**TASK DIRECTIONS:** Using the data below, copy each line that includes the word "министры".

### RECORDS PROVIDED

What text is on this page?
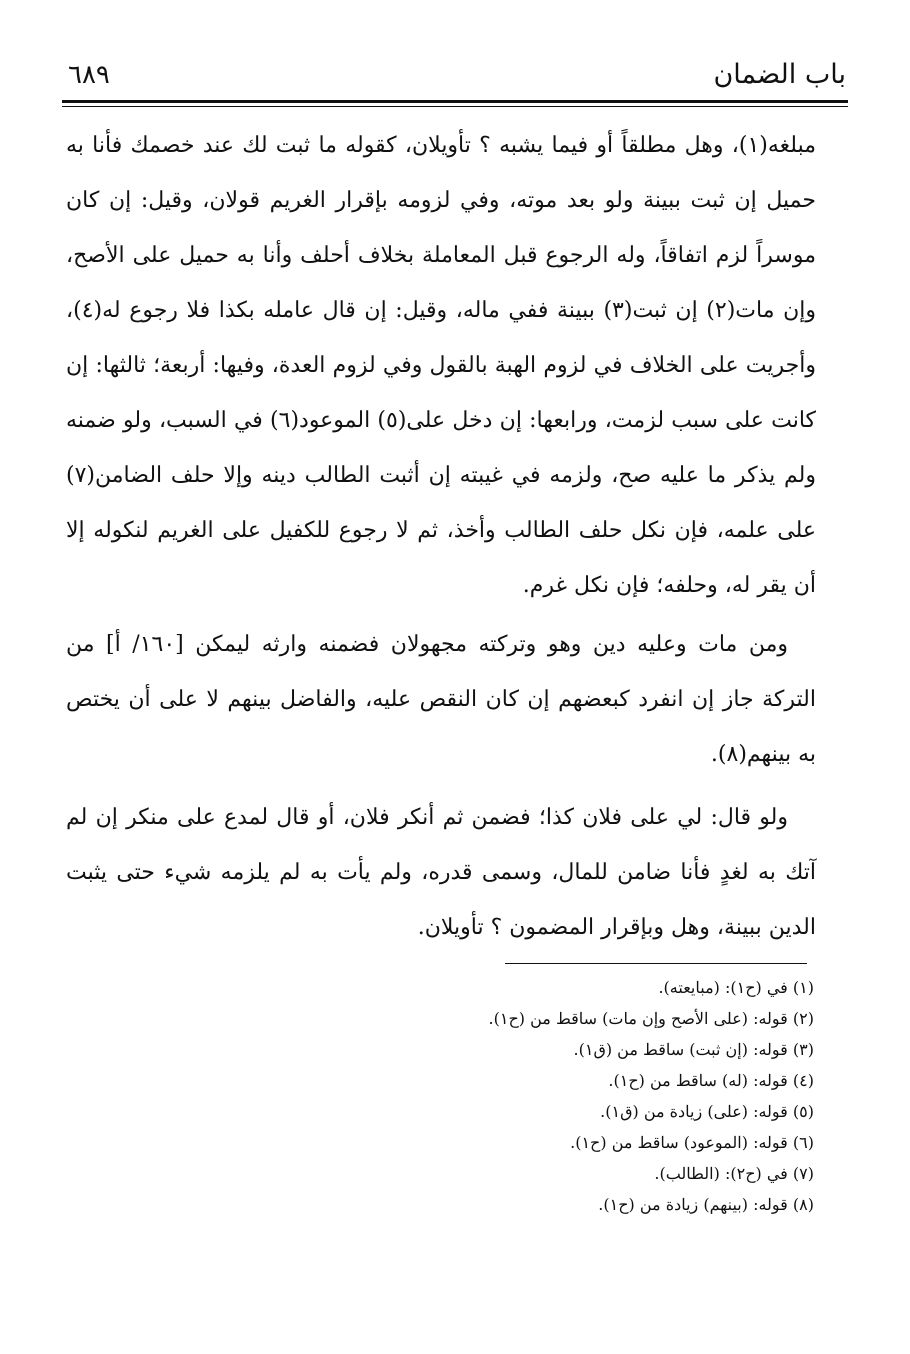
باب الضمان
٦٨٩

مبلغه(١)، وهل مطلقاً أو فيما يشبه ؟ تأويلان، كقوله ما ثبت لك عند خصمك فأنا به حميل إن ثبت ببينة ولو بعد موته، وفي لزومه بإقرار الغريم قولان، وقيل: إن كان موسراً لزم اتفاقاً، وله الرجوع قبل المعاملة بخلاف أحلف وأنا به حميل على الأصح، وإن مات(٢) إن ثبت(٣) ببينة ففي ماله، وقيل: إن قال عامله بكذا فلا رجوع له(٤)، وأجريت على الخلاف في لزوم الهبة بالقول وفي لزوم العدة، وفيها: أربعة؛ ثالثها: إن كانت على سبب لزمت، ورابعها: إن دخل على(٥) الموعود(٦) في السبب، ولو ضمنه ولم يذكر ما عليه صح، ولزمه في غيبته إن أثبت الطالب دينه وإلا حلف الضامن(٧) على علمه، فإن نكل حلف الطالب وأخذ، ثم لا رجوع للكفيل على الغريم لنكوله إلا أن يقر له، وحلفه؛ فإن نكل غرم.

ومن مات وعليه دين وهو وتركته مجهولان فضمنه وارثه ليمكن [١٦٠/ أ] من التركة جاز إن انفرد كبعضهم إن كان النقص عليه، والفاضل بينهم لا على أن يختص به بينهم(٨).

ولو قال: لي على فلان كذا؛ فضمن ثم أنكر فلان، أو قال لمدع على منكر إن لم آتك به لغدٍ فأنا ضامن للمال، وسمى قدره، ولم يأت به لم يلزمه شيء حتى يثبت الدين ببينة، وهل وبإقرار المضمون ؟ تأويلان.

(١) في (ح١): (مبايعته).
(٢) قوله: (على الأصح وإن مات) ساقط من (ح١).
(٣) قوله: (إن ثبت) ساقط من (ق١).
(٤) قوله: (له) ساقط من (ح١).
(٥) قوله: (على) زيادة من (ق١).
(٦) قوله: (الموعود) ساقط من (ح١).
(٧) في (ح٢): (الطالب).
(٨) قوله: (بينهم) زيادة من (ح١).
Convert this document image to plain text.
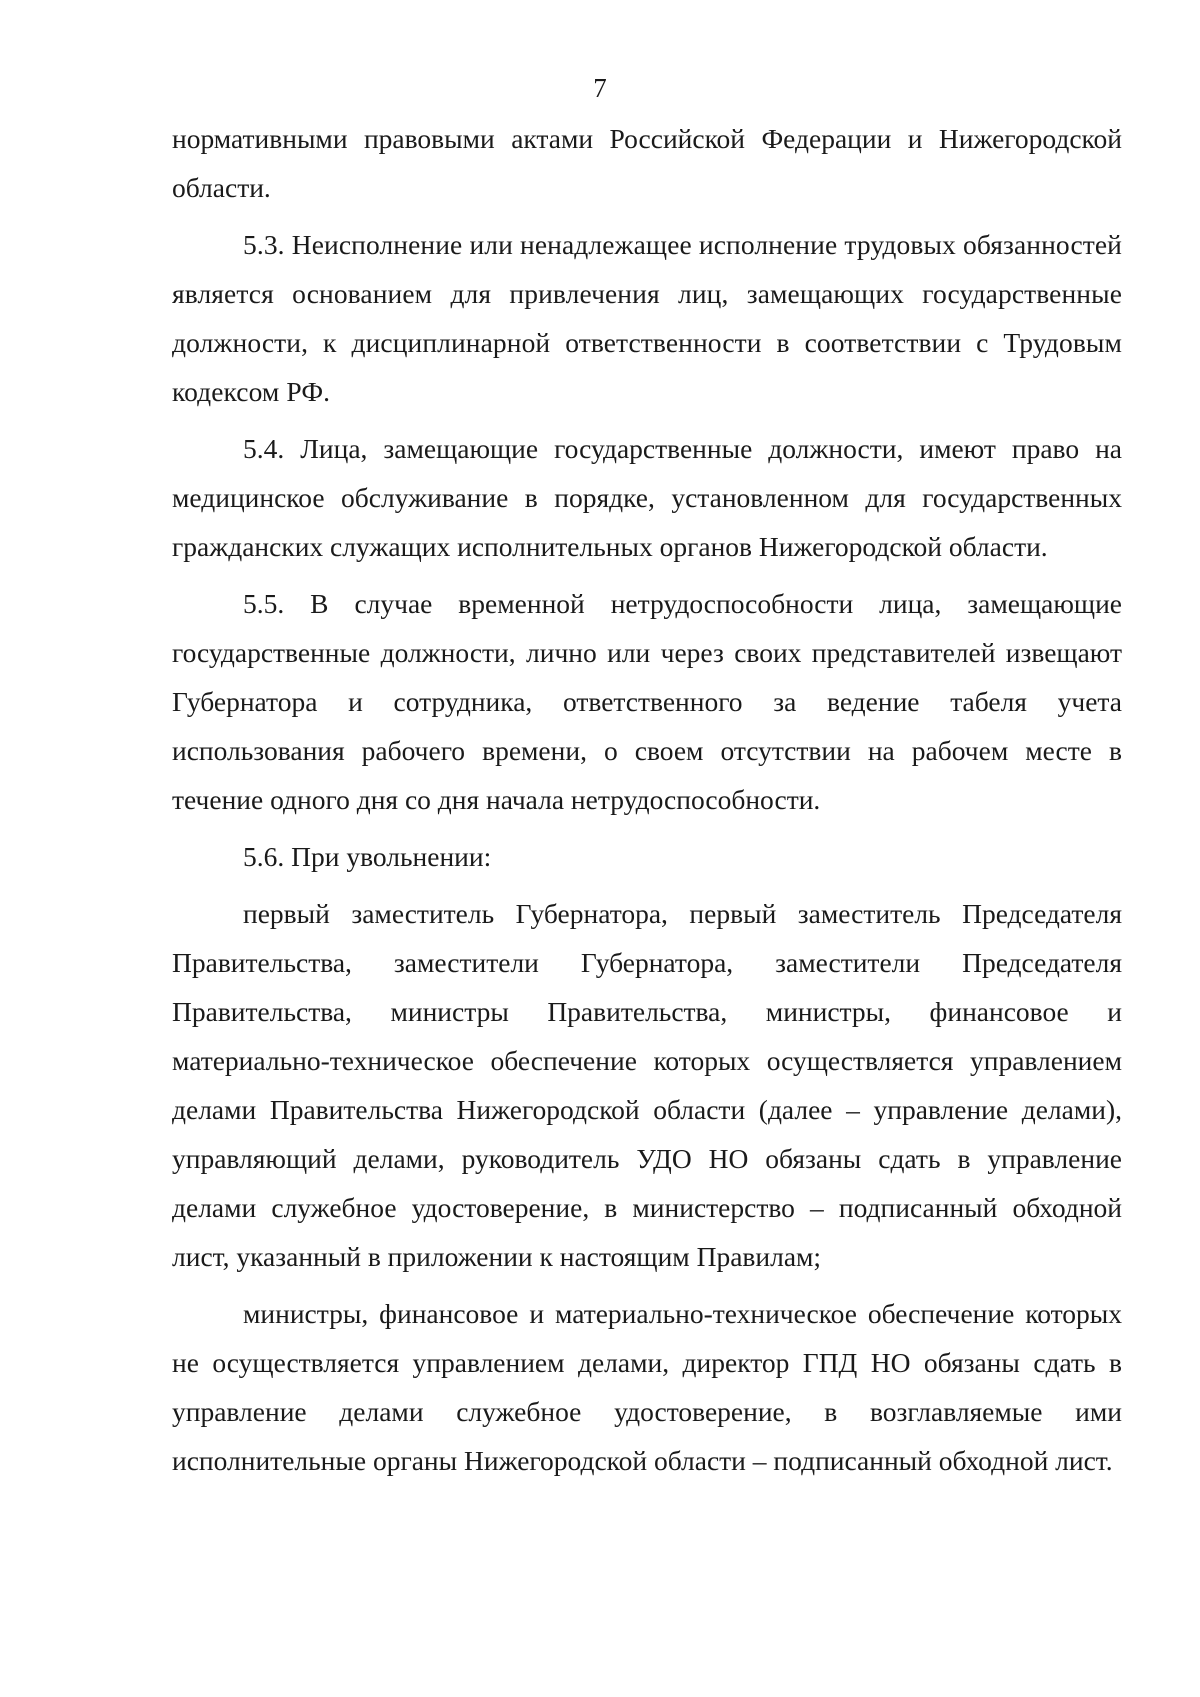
7

нормативными правовыми актами Российской Федерации и Нижегородской области.

5.3. Неисполнение или ненадлежащее исполнение трудовых обязанностей является основанием для привлечения лиц, замещающих государственные должности, к дисциплинарной ответственности в соответствии с Трудовым кодексом РФ.

5.4. Лица, замещающие государственные должности, имеют право на медицинское обслуживание в порядке, установленном для государственных гражданских служащих исполнительных органов Нижегородской области.

5.5. В случае временной нетрудоспособности лица, замещающие государственные должности, лично или через своих представителей извещают Губернатора и сотрудника, ответственного за ведение табеля учета использования рабочего времени, о своем отсутствии на рабочем месте в течение одного дня со дня начала нетрудоспособности.

5.6. При увольнении:

первый заместитель Губернатора, первый заместитель Председателя Правительства, заместители Губернатора, заместители Председателя Правительства, министры Правительства, министры, финансовое и материально-техническое обеспечение которых осуществляется управлением делами Правительства Нижегородской области (далее – управление делами), управляющий делами, руководитель УДО НО обязаны сдать в управление делами служебное удостоверение, в министерство – подписанный обходной лист, указанный в приложении к настоящим Правилам;

министры, финансовое и материально-техническое обеспечение которых не осуществляется управлением делами, директор ГПД НО обязаны сдать в управление делами служебное удостоверение, в возглавляемые ими исполнительные органы Нижегородской области – подписанный обходной лист.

######

**COMPLETE ANSWER:**
первый заместитель Губернатора, первый заместитель Председателя Правительства, заместители Губернатора, заместители Председателя Правительства, министры Правительства, министры, финансовое и материально-техническое обеспечение которых осуществляется управлением делами Правительства Нижегородской области (далее – управление делами), управляющий делами, руководитель УДО НО обязаны сдать в управление делами служебное удостоверение, в министерство – подписанный обходной лист, указанный в приложении к настоящим Правилам;
министры, финансовое и материально-техническое обеспечение которых не осуществляется управлением делами, директор ГПД НО обязаны сдать в управление делами служебное удостоверение, в возглавляемые ими исполнительные органы Нижегородской области – подписанный обходной лист.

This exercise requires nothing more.